# DIRECTIONS
How many lines of the material below contain the string "andas"? Answer with the number and nothing else.

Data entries

-- START --

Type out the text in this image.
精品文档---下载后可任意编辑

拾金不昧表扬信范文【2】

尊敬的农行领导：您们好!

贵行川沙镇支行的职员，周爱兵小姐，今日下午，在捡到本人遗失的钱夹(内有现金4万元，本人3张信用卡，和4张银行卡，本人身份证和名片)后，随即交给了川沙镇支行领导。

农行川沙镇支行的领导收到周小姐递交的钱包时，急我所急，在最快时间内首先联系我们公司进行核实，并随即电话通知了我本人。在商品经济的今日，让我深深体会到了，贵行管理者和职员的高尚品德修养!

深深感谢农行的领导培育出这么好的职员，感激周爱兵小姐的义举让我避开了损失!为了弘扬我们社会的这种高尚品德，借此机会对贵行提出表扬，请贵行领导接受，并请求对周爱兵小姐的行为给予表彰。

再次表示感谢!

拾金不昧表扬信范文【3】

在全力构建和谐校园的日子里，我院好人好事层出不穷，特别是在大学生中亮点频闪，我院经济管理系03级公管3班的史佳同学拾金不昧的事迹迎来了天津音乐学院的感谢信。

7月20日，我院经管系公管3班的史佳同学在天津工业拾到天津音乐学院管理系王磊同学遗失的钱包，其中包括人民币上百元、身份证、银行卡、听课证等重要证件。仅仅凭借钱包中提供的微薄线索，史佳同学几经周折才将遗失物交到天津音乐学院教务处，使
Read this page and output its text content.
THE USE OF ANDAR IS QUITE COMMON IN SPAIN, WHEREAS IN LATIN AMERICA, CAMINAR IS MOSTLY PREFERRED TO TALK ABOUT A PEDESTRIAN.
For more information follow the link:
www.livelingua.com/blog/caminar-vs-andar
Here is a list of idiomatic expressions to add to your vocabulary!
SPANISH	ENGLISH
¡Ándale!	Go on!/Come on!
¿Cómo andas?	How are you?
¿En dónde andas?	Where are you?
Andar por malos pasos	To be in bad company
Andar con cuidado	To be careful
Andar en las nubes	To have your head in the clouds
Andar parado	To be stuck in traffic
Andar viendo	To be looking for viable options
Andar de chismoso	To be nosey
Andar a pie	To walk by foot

-- END --

# ANSWER TO THE PROBLEM
2